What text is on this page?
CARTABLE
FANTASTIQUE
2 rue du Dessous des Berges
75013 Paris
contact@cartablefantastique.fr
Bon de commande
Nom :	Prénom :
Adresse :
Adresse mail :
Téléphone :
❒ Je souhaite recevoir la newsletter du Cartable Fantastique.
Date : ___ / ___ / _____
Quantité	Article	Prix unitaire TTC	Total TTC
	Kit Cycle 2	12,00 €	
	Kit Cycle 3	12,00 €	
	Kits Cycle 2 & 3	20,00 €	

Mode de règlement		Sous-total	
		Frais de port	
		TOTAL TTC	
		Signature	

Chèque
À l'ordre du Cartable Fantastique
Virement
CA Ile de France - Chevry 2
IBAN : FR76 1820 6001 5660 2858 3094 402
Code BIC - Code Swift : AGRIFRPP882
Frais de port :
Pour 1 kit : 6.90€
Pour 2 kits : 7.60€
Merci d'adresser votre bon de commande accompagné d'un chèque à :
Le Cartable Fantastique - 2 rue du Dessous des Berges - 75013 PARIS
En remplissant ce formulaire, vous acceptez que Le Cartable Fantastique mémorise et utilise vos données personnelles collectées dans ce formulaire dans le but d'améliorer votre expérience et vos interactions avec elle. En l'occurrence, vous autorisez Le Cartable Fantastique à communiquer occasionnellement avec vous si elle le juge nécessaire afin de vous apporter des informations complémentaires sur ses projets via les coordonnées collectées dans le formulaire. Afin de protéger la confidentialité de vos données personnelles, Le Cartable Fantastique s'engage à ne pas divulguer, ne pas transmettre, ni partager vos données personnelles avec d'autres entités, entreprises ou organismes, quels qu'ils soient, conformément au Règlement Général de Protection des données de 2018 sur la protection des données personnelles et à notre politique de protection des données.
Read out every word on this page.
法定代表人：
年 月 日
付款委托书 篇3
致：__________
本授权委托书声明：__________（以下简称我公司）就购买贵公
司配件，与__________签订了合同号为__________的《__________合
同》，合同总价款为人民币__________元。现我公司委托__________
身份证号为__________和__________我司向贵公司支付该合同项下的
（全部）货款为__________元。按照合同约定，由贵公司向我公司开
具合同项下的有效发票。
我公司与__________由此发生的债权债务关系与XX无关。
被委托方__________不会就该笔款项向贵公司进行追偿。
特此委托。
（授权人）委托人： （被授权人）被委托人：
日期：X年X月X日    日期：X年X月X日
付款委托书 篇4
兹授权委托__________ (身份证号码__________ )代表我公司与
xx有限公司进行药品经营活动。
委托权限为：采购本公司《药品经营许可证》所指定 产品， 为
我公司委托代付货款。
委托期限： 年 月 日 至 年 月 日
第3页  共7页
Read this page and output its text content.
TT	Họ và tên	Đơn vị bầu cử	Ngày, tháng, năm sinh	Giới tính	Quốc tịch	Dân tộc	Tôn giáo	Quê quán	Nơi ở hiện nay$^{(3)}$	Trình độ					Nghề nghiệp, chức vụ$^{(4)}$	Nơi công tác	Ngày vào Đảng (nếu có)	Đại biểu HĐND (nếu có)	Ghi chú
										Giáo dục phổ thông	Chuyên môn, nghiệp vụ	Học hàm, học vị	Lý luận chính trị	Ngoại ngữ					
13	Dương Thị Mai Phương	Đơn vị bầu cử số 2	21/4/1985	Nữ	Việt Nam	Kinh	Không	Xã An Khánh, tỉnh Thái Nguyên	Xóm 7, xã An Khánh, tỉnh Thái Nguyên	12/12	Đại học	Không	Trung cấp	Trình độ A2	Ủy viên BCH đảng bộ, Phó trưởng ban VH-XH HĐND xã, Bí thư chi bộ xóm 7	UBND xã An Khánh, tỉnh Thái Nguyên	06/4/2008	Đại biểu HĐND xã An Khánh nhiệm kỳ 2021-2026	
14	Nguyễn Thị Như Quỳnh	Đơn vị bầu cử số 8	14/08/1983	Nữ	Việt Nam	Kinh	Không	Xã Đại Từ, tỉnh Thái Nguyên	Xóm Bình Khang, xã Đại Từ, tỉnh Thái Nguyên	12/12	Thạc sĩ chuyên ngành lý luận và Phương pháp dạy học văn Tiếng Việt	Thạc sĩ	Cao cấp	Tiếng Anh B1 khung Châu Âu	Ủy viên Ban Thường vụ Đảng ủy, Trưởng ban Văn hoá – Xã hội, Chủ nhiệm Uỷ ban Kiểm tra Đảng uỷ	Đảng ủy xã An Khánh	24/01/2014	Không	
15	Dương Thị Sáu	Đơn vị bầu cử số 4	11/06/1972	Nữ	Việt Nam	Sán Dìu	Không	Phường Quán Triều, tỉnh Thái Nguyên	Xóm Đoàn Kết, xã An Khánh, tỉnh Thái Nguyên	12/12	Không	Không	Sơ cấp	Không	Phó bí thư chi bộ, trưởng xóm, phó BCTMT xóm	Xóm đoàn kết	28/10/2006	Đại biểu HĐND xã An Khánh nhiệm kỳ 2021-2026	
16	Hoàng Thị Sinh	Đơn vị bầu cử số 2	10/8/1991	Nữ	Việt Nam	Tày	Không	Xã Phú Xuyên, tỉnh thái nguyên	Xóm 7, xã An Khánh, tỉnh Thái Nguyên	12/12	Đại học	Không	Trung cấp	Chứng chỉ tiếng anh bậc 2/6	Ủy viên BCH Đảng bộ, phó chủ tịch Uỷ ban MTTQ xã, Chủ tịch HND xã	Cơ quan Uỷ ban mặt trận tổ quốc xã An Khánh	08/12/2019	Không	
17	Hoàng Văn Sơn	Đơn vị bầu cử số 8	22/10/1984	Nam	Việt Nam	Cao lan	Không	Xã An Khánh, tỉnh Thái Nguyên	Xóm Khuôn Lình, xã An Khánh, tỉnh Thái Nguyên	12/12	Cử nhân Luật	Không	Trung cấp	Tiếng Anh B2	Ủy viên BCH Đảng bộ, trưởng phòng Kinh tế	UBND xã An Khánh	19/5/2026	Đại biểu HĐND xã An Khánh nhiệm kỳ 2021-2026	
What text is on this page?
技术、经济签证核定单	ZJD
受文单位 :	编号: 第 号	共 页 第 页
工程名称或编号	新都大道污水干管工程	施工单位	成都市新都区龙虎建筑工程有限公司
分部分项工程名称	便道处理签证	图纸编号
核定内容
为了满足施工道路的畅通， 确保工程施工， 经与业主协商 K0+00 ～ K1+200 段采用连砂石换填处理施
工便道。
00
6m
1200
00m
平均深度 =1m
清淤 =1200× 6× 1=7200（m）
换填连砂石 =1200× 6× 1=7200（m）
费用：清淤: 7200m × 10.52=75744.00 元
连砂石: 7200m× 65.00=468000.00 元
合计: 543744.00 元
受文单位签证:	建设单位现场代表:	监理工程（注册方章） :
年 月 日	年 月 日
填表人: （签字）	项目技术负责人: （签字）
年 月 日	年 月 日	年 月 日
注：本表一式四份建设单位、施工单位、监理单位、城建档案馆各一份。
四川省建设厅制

■ ■ ■ ■ ■ ■ ■

Short problem → All of the entries must be written out exactly as they stand.

Answer for the task →
What text is on this page?
CARTABLE
FANTASTIQUE
2 rue du Dessous des Berges
75013 Paris
contact@cartablefantastique.fr
Bon de commande
Nom :	Prénom :
Adresse :
Adresse mail :
Téléphone :
❒ Je souhaite recevoir la newsletter du Cartable Fantastique.
Date : ___ / ___ / _____
Quantité	Article	Prix unitaire TTC	Total TTC
	Kit Cycle 2	12,00 €	
	Kit Cycle 3	12,00 €	
	Kits Cycle 2 & 3	20,00 €	

Mode de règlement		Sous-total	
		Frais de port	
		TOTAL TTC	
		Signature	

Chèque
À l'ordre du Cartable Fantastique
Virement
CA Ile de France - Chevry 2
IBAN : FR76 1820 6001 5660 2858 3094 402
Code BIC - Code Swift : AGRIFRPP882
Frais de port :
Pour 1 kit : 6.90€
Pour 2 kits : 7.60€
Merci d'adresser votre bon de commande accompagné d'un chèque à :
Le Cartable Fantastique - 2 rue du Dessous des Berges - 75013 PARIS
En remplissant ce formulaire, vous acceptez que Le Cartable Fantastique mémorise et utilise vos données personnelles collectées dans ce formulaire dans le but d'améliorer votre expérience et vos interactions avec elle. En l'occurrence, vous autorisez Le Cartable Fantastique à communiquer occasionnellement avec vous si elle le juge nécessaire afin de vous apporter des informations complémentaires sur ses projets via les coordonnées collectées dans le formulaire. Afin de protéger la confidentialité de vos données personnelles, Le Cartable Fantastique s'engage à ne pas divulguer, ne pas transmettre, ni partager vos données personnelles avec d'autres entités, entreprises ou organismes, quels qu'ils soient, conformément au Règlement Général de Protection des données de 2018 sur la protection des données personnelles et à notre politique de protection des données.
Read out every word on this page.
法定代表人：
年 月 日
付款委托书 篇3
致：__________
本授权委托书声明：__________（以下简称我公司）就购买贵公
司配件，与__________签订了合同号为__________的《__________合
同》，合同总价款为人民币__________元。现我公司委托__________
身份证号为__________和__________我司向贵公司支付该合同项下的
（全部）货款为__________元。按照合同约定，由贵公司向我公司开
具合同项下的有效发票。
我公司与__________由此发生的债权债务关系与XX无关。
被委托方__________不会就该笔款项向贵公司进行追偿。
特此委托。
（授权人）委托人： （被授权人）被委托人：
日期：X年X月X日    日期：X年X月X日
付款委托书 篇4
兹授权委托__________ (身份证号码__________ )代表我公司与
xx有限公司进行药品经营活动。
委托权限为：采购本公司《药品经营许可证》所指定 产品， 为
我公司委托代付货款。
委托期限： 年 月 日 至 年 月 日
第3页  共7页
Read this page and output its text content.
TT	Họ và tên	Đơn vị bầu cử	Ngày, tháng, năm sinh	Giới tính	Quốc tịch	Dân tộc	Tôn giáo	Quê quán	Nơi ở hiện nay$^{(3)}$	Trình độ					Nghề nghiệp, chức vụ$^{(4)}$	Nơi công tác	Ngày vào Đảng (nếu có)	Đại biểu HĐND (nếu có)	Ghi chú
										Giáo dục phổ thông	Chuyên môn, nghiệp vụ	Học hàm, học vị	Lý luận chính trị	Ngoại ngữ					
13	Dương Thị Mai Phương	Đơn vị bầu cử số 2	21/4/1985	Nữ	Việt Nam	Kinh	Không	Xã An Khánh, tỉnh Thái Nguyên	Xóm 7, xã An Khánh, tỉnh Thái Nguyên	12/12	Đại học	Không	Trung cấp	Trình độ A2	Ủy viên BCH đảng bộ, Phó trưởng ban VH-XH HĐND xã, Bí thư chi bộ xóm 7	UBND xã An Khánh, tỉnh Thái Nguyên	06/4/2008	Đại biểu HĐND xã An Khánh nhiệm kỳ 2021-2026	
14	Nguyễn Thị Như Quỳnh	Đơn vị bầu cử số 8	14/08/1983	Nữ	Việt Nam	Kinh	Không	Xã Đại Từ, tỉnh Thái Nguyên	Xóm Bình Khang, xã Đại Từ, tỉnh Thái Nguyên	12/12	Thạc sĩ chuyên ngành lý luận và Phương pháp dạy học văn Tiếng Việt	Thạc sĩ	Cao cấp	Tiếng Anh B1 khung Châu Âu	Ủy viên Ban Thường vụ Đảng ủy, Trưởng ban Văn hoá – Xã hội, Chủ nhiệm Uỷ ban Kiểm tra Đảng uỷ	Đảng ủy xã An Khánh	24/01/2014	Không	
15	Dương Thị Sáu	Đơn vị bầu cử số 4	11/06/1972	Nữ	Việt Nam	Sán Dìu	Không	Phường Quán Triều, tỉnh Thái Nguyên	Xóm Đoàn Kết, xã An Khánh, tỉnh Thái Nguyên	12/12	Không	Không	Sơ cấp	Không	Phó bí thư chi bộ, trưởng xóm, phó BCTMT xóm	Xóm đoàn kết	28/10/2006	Đại biểu HĐND xã An Khánh nhiệm kỳ 2021-2026	
16	Hoàng Thị Sinh	Đơn vị bầu cử số 2	10/8/1991	Nữ	Việt Nam	Tày	Không	Xã Phú Xuyên, tỉnh thái nguyên	Xóm 7, xã An Khánh, tỉnh Thái Nguyên	12/12	Đại học	Không	Trung cấp	Chứng chỉ tiếng anh bậc 2/6	Ủy viên BCH Đảng bộ, phó chủ tịch Uỷ ban MTTQ xã, Chủ tịch HND xã	Cơ quan Uỷ ban mặt trận tổ quốc xã An Khánh	08/12/2019	Không	
17	Hoàng Văn Sơn	Đơn vị bầu cử số 8	22/10/1984	Nam	Việt Nam	Cao lan	Không	Xã An Khánh, tỉnh Thái Nguyên	Xóm Khuôn Lình, xã An Khánh, tỉnh Thái Nguyên	12/12	Cử nhân Luật	Không	Trung cấp	Tiếng Anh B2	Ủy viên BCH Đảng bộ, trưởng phòng Kinh tế	UBND xã An Khánh	19/5/2026	Đại biểu HĐND xã An Khánh nhiệm kỳ 2021-2026	
What text is on this page?
技术、经济签证核定单	ZJD
受文单位 :	编号: 第 号	共 页 第 页
工程名称或编号	新都大道污水干管工程	施工单位	成都市新都区龙虎建筑工程有限公司
分部分项工程名称	便道处理签证	图纸编号
核定内容
为了满足施工道路的畅通， 确保工程施工， 经与业主协商 K0+00 ～ K1+200 段采用连砂石换填处理施
工便道。
00
6m
1200
00m
平均深度 =1m
清淤 =1200× 6× 1=7200（m）
换填连砂石 =1200× 6× 1=7200（m）
费用：清淤: 7200m × 10.52=75744.00 元
连砂石: 7200m× 65.00=468000.00 元
合计: 543744.00 元
受文单位签证:	建设单位现场代表:	监理工程（注册方章） :
年 月 日	年 月 日
填表人: （签字）	项目技术负责人: （签字）
年 月 日	年 月 日	年 月 日
注：本表一式四份建设单位、施工单位、监理单位、城建档案馆各一份。
四川省建设厅制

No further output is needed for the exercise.